**Objectif 1:**
Résume en deux phrases l'extrait sur le panorama entre Luxembourg-ville et Esch.

**Extrait:**
################
Panorama narratif et mirage
Entre Luxembourg-ville et Esch, la crête sablo-argileuse se soulève paresseusement à 340 mètres d’altitude au sud de Leudelange, puis s’affaisse vers 280 mètres d’Esch. Vestige probable d’une ancienne mer fossile, cette onde géologique offre un balcon discret vers le sud, cadré depuis toujours par le Gehaansbierg à gauche, le Zolwerknapp et le Lötschet à droite. Sur scène, une compression d’objets : le château d’eau de Foetz aligné avec les silos de cimenterie devant les clochers Saint-Joseph, les hauts-fourneaux se dissimulant entre tours de verre, savoir et finance. Rien ici de pittoresque. Plutôt un paysage-script, condensant en un seul panorama le récit du pays : de l’agriculture au capital, du fer à la finance, du clocher à la tour universitaire.
L’A4 surgit du Leidelenger Besch, déroule ses courbes entre collines, haies et pavillons, longe les fermes de Mondercange avant de disparaître derrière Foetz, mère des zones commerciales. Puis, rupture : à Pontpierre-Wickrange, face à des petites maisons pavillonnaires, surgit un socle de quatre niveaux, une tour de quatorze, une barre de dix. Par canicule, l’ensemble vibre comme un mirage. Apparaît un remix des boîtes commerciales et industrielles de Foetz, mais agrandi, densifié, comme si l’échelle avait soudain changé de régime.
################
Listes de zones annotées:
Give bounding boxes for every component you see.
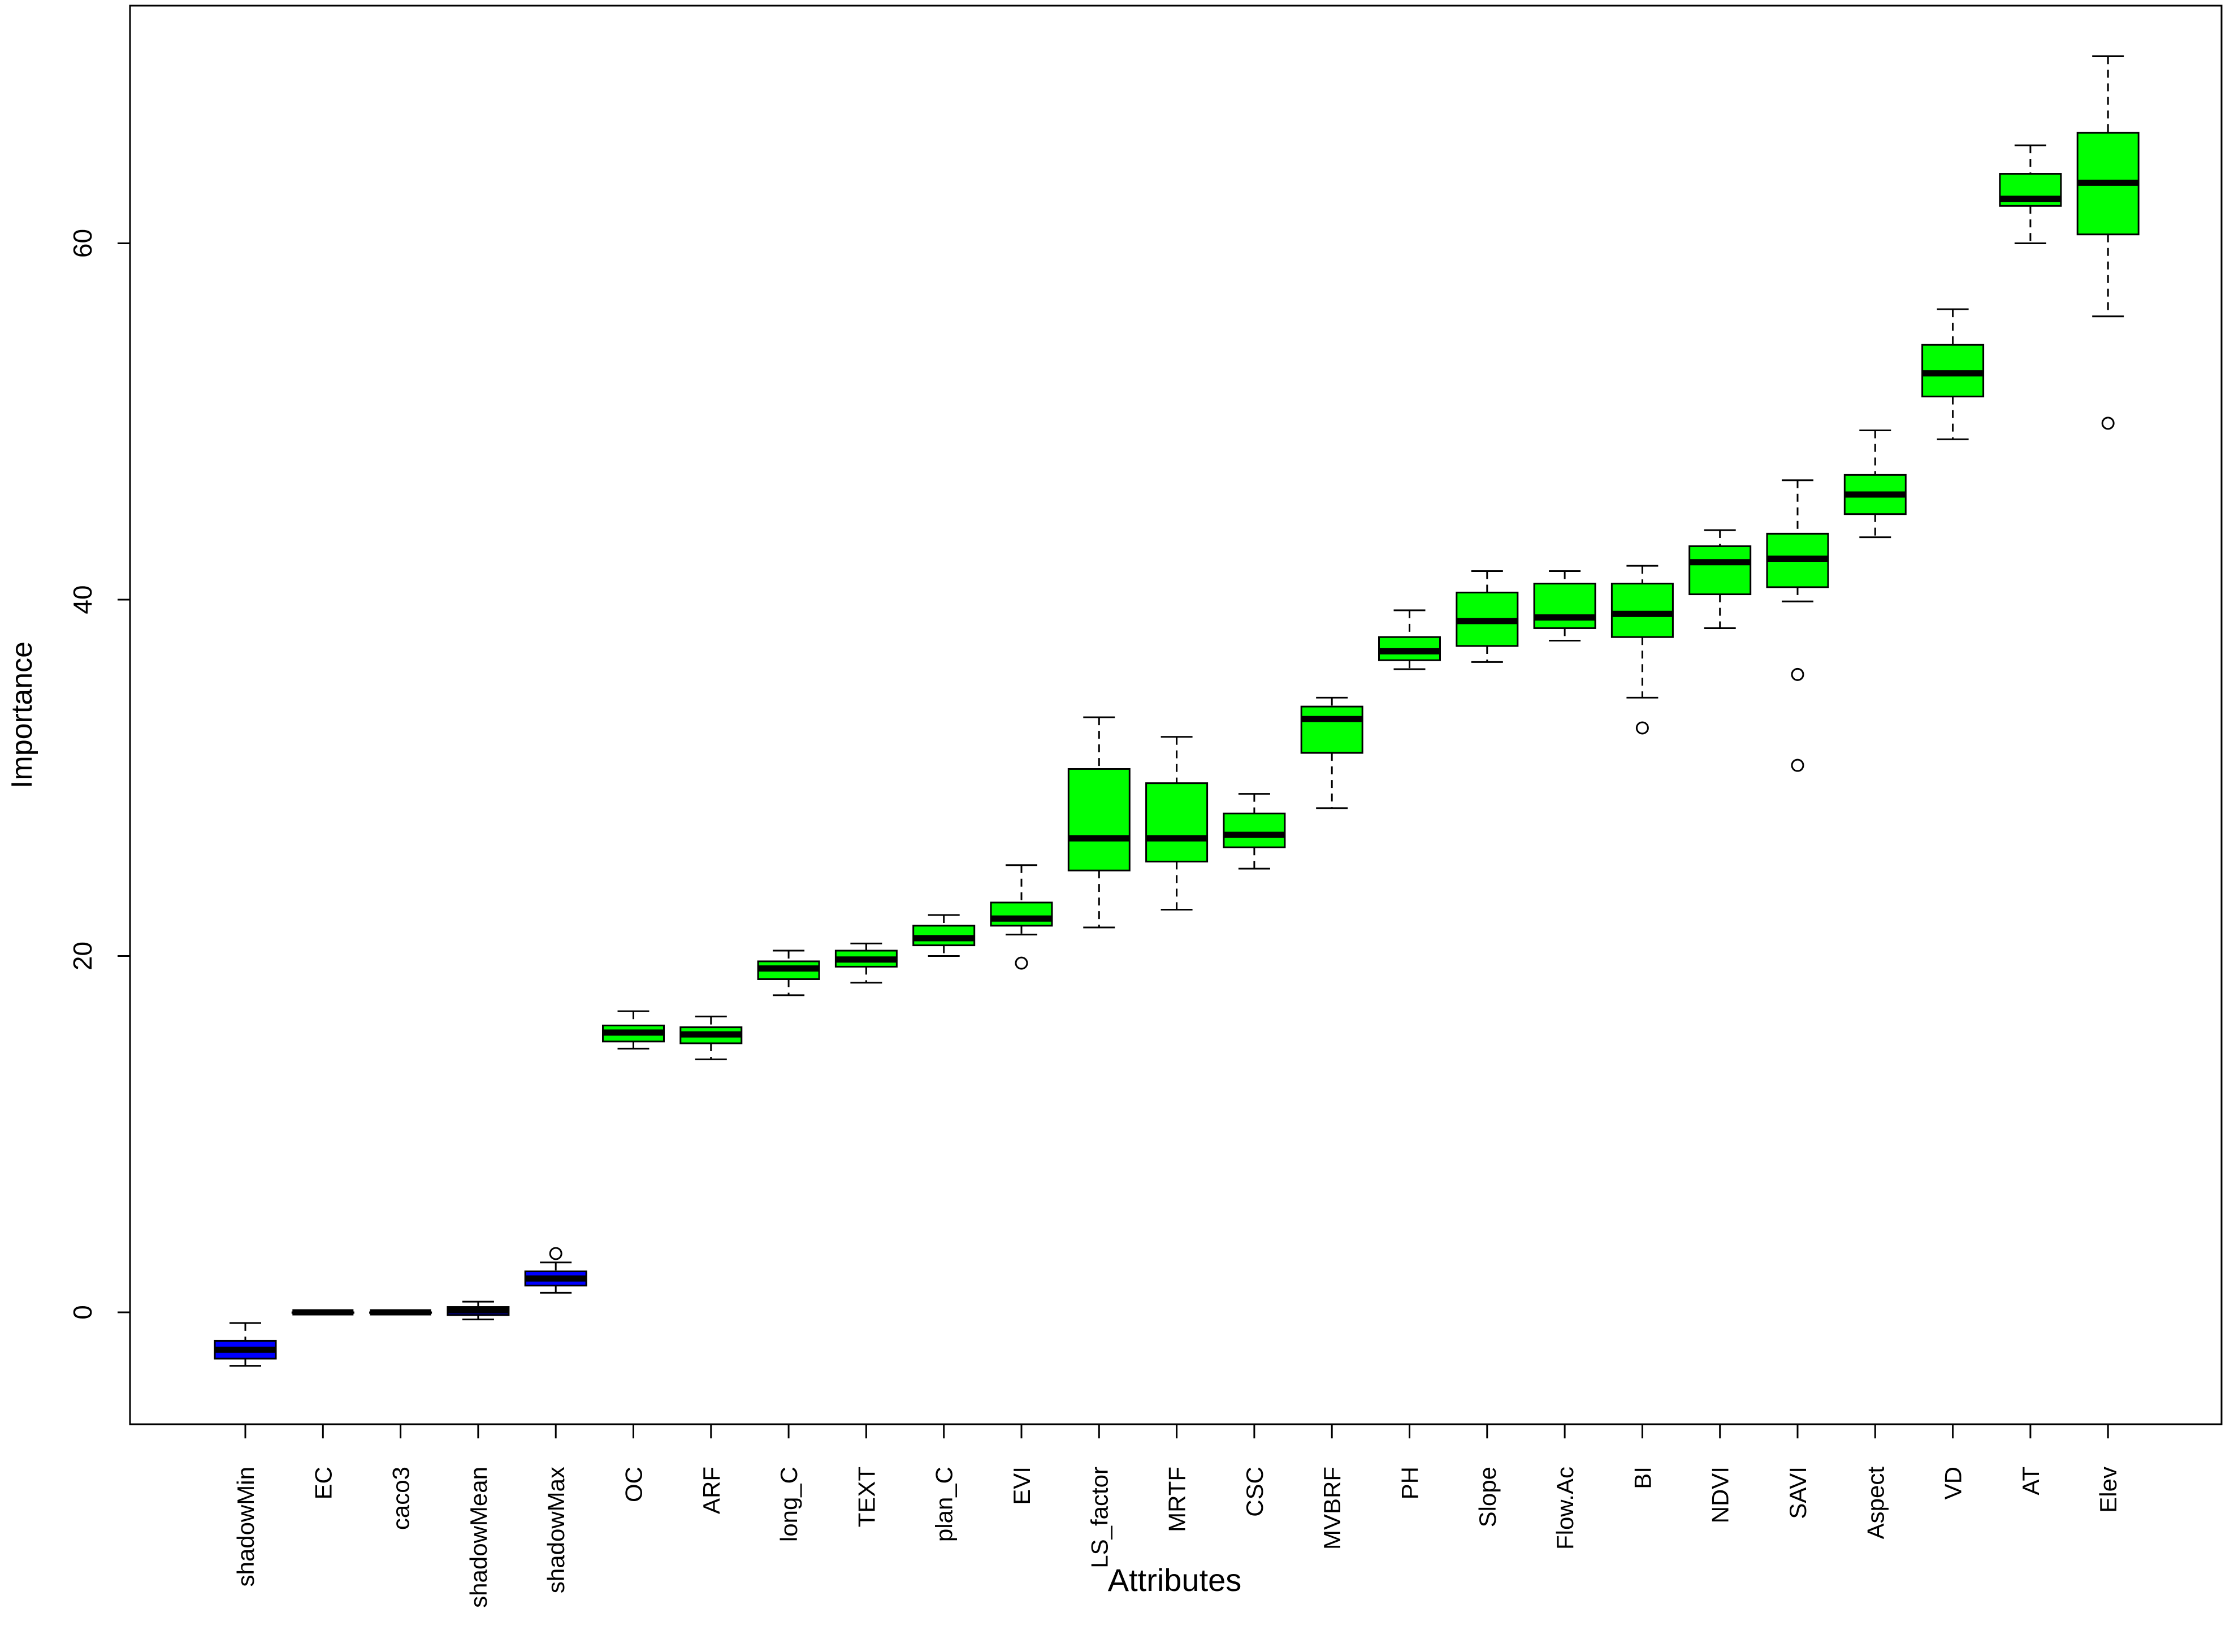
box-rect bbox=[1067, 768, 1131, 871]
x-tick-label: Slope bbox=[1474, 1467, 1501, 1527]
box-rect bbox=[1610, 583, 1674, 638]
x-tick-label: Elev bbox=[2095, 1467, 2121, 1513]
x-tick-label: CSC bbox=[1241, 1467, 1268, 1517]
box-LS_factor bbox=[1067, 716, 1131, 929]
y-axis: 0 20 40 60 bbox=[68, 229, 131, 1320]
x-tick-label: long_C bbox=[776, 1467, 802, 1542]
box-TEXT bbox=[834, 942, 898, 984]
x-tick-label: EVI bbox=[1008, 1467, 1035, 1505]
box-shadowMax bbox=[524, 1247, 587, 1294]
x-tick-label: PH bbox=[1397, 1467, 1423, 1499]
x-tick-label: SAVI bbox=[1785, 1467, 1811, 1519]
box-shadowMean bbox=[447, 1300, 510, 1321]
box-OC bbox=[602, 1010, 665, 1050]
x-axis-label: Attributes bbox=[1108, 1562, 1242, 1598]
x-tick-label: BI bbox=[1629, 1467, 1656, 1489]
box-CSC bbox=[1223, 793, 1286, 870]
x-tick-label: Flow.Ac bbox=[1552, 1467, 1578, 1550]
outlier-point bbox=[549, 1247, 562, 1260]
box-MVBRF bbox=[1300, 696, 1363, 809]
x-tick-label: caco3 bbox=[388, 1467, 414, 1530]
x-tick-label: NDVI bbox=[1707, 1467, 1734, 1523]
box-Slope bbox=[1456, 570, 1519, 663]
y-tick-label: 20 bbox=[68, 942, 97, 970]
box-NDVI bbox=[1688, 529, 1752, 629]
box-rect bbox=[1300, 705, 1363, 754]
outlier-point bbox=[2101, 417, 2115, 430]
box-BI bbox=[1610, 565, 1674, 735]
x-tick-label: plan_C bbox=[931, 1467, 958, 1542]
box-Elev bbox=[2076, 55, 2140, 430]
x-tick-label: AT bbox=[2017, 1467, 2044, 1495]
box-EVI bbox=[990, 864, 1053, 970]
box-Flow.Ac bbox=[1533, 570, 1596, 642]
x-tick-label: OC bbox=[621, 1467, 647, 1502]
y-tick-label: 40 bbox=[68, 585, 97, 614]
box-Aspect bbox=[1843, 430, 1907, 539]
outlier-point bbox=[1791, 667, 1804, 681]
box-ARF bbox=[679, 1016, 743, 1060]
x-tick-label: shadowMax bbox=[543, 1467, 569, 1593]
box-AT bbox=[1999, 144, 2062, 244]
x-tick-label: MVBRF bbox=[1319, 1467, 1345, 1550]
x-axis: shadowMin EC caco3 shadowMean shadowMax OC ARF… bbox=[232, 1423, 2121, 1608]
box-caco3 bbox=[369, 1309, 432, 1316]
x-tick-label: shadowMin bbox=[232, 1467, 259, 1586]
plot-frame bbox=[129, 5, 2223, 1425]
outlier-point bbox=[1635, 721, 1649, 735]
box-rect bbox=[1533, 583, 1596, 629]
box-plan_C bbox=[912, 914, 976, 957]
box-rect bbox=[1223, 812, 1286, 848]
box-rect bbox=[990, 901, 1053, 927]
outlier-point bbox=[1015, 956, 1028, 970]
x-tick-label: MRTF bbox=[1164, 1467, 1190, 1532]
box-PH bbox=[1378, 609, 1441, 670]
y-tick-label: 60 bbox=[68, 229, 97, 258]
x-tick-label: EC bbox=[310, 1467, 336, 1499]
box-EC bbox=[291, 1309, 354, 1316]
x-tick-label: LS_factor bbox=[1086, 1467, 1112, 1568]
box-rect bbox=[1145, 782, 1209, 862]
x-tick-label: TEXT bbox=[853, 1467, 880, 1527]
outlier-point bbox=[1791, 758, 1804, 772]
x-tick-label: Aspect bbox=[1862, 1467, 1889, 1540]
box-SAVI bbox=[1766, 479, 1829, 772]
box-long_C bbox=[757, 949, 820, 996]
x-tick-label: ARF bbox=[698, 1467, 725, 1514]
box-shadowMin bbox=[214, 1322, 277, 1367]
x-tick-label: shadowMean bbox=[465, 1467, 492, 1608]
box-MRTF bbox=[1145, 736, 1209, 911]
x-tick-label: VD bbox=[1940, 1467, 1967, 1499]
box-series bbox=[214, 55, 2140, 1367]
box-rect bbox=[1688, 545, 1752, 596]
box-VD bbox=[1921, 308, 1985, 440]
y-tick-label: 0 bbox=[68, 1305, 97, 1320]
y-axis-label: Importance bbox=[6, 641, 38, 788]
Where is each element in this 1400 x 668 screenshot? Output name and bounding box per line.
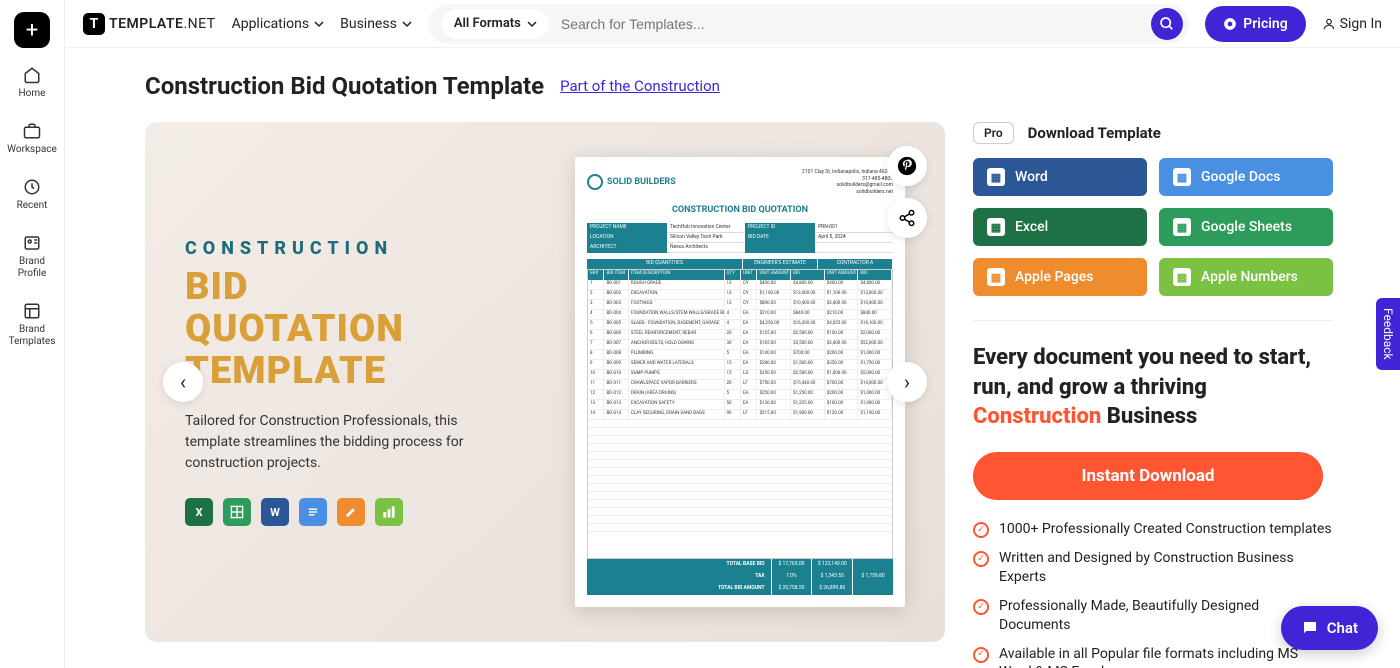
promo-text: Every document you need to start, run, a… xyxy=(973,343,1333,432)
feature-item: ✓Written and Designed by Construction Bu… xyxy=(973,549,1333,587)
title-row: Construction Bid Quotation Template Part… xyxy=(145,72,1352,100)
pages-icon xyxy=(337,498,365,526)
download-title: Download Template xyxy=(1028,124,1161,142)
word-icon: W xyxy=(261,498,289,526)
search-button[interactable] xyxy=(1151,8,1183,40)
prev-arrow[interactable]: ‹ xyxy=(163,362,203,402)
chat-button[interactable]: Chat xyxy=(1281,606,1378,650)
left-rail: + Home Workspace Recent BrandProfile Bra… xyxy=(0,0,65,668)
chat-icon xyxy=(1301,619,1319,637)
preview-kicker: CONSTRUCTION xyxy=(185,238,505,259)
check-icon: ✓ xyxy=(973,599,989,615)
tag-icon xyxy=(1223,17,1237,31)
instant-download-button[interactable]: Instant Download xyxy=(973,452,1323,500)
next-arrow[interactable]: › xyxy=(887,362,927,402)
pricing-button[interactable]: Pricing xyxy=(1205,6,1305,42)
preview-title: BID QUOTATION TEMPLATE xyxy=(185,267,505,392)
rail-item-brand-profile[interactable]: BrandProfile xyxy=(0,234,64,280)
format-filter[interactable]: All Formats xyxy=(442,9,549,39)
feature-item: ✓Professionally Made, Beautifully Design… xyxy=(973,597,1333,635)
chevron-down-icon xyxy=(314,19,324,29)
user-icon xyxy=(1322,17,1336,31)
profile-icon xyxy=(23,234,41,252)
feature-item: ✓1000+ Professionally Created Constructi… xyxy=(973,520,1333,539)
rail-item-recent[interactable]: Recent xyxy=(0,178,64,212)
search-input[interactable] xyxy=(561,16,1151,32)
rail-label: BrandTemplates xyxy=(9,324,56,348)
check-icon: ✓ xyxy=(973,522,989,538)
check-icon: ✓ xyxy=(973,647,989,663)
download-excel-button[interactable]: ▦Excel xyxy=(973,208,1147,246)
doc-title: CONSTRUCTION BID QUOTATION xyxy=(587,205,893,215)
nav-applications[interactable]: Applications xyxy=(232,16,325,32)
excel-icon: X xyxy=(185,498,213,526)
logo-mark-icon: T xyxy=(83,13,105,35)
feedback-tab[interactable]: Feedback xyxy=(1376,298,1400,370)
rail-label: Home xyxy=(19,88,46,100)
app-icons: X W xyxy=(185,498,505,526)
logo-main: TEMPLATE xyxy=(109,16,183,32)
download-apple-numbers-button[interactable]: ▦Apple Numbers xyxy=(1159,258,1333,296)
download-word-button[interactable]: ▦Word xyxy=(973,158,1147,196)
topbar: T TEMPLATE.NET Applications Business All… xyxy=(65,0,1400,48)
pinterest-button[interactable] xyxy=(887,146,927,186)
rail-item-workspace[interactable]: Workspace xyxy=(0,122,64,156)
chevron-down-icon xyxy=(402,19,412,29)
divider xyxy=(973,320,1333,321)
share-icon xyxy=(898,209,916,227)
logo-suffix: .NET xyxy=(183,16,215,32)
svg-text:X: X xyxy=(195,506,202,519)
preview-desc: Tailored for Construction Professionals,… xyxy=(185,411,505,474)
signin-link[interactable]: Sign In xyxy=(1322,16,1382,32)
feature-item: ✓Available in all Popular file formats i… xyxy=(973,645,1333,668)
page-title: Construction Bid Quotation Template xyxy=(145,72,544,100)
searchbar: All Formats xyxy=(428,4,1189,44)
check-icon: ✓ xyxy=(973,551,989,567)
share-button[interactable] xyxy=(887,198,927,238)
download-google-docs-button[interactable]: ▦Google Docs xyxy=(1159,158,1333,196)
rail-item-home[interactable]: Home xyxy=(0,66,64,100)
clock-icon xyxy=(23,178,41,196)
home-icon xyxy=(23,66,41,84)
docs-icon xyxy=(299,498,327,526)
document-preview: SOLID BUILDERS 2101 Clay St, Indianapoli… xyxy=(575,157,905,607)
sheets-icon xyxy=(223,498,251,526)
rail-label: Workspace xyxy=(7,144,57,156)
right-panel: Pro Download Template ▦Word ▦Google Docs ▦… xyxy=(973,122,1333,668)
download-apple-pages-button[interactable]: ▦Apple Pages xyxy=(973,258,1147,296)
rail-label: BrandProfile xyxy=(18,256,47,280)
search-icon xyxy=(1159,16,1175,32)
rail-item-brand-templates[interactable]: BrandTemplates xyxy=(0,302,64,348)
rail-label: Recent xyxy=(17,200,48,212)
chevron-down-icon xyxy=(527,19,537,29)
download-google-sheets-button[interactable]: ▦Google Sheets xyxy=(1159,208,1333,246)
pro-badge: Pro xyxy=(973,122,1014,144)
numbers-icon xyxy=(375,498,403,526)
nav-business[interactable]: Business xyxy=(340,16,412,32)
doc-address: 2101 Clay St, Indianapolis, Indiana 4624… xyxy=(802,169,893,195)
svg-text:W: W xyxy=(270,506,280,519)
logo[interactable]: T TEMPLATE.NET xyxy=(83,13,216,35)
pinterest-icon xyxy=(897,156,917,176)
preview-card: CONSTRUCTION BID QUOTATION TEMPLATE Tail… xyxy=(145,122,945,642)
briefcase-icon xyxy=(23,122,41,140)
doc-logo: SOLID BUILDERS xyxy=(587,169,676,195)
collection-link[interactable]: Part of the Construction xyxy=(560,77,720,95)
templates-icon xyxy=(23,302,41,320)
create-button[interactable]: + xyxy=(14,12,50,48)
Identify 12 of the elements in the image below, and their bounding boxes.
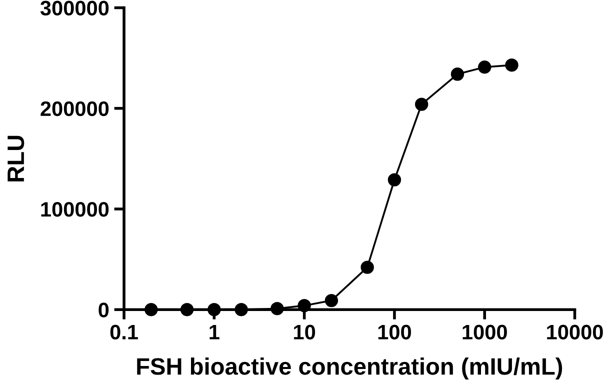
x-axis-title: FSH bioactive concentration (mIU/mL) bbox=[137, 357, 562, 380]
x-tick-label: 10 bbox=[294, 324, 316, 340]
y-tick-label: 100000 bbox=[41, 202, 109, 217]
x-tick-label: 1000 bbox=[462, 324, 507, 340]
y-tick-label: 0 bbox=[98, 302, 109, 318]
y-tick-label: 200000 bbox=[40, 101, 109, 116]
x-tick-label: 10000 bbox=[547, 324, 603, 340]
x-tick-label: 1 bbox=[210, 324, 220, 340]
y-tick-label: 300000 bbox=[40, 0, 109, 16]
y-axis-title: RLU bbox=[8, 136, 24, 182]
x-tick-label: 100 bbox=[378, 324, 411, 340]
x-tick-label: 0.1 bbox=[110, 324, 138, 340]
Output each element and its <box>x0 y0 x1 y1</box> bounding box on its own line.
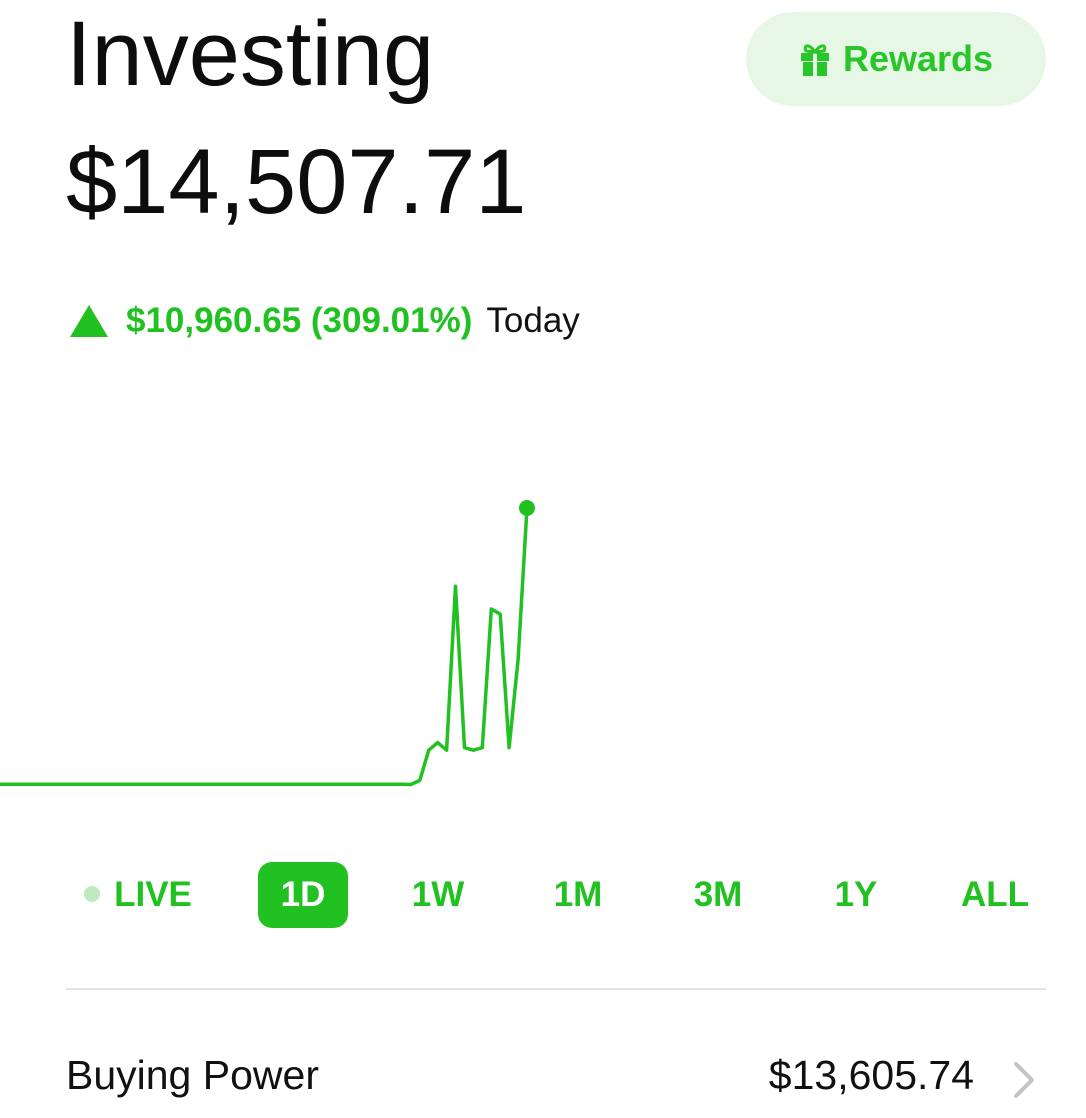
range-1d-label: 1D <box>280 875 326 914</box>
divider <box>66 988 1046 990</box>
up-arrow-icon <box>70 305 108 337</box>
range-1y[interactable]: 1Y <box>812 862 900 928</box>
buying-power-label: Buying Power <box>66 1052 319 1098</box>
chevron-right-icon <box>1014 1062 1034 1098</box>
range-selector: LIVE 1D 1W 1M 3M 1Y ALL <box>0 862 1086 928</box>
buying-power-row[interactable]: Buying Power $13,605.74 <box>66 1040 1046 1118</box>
################
**Objectif 2:**
Dans les enregistrements, recopie sans rien changer le passage qui va de la ligne contenant "promo-text: Every document" jusqu'à la ligne contenant "next-arrow[interactable]: › xyxy=(887,362,927,402)", ces deux lignes comprises.

**Résultat final 1:**
Entre Luxembourg-ville et Esch, une crête de sable et d'argile offre une vue vers le sud où s'entassent château d'eau, silos, clochers, hauts-fourneaux et tours de verre. Ce paysage raconte en un seul coup d'œil l'histoire du pays, de l'agriculture au capital et du fer à la finance, puis l'A4 mène à Pontpierre-Wickrange, où un grand ensemble d'immeubles se dresse face aux petites maisons et vibre comme un mirage par temps de canicule.

**Résultat final 2:**
promo-text: Every document you need to start, run, a… xyxy=(973,343,1333,432)
feature-item: ✓Written and Designed by Construction Bu… xyxy=(973,549,1333,587)
title-row: Construction Bid Quotation Template Part… xyxy=(145,72,1352,100)
pages-icon xyxy=(337,498,365,526)
download-title: Download Template xyxy=(1028,124,1161,142)
word-icon: W xyxy=(261,498,289,526)
search-button[interactable] xyxy=(1151,8,1183,40)
prev-arrow[interactable]: ‹ xyxy=(163,362,203,402)
chat-button[interactable]: Chat xyxy=(1281,606,1378,650)
left-rail: + Home Workspace Recent BrandProfile Bra… xyxy=(0,0,65,668)
chat-icon xyxy=(1301,619,1319,637)
preview-kicker: CONSTRUCTION xyxy=(185,238,505,259)
check-icon: ✓ xyxy=(973,599,989,615)
tag-icon xyxy=(1223,17,1237,31)
instant-download-button[interactable]: Instant Download xyxy=(973,452,1323,500)
next-arrow[interactable]: › xyxy=(887,362,927,402)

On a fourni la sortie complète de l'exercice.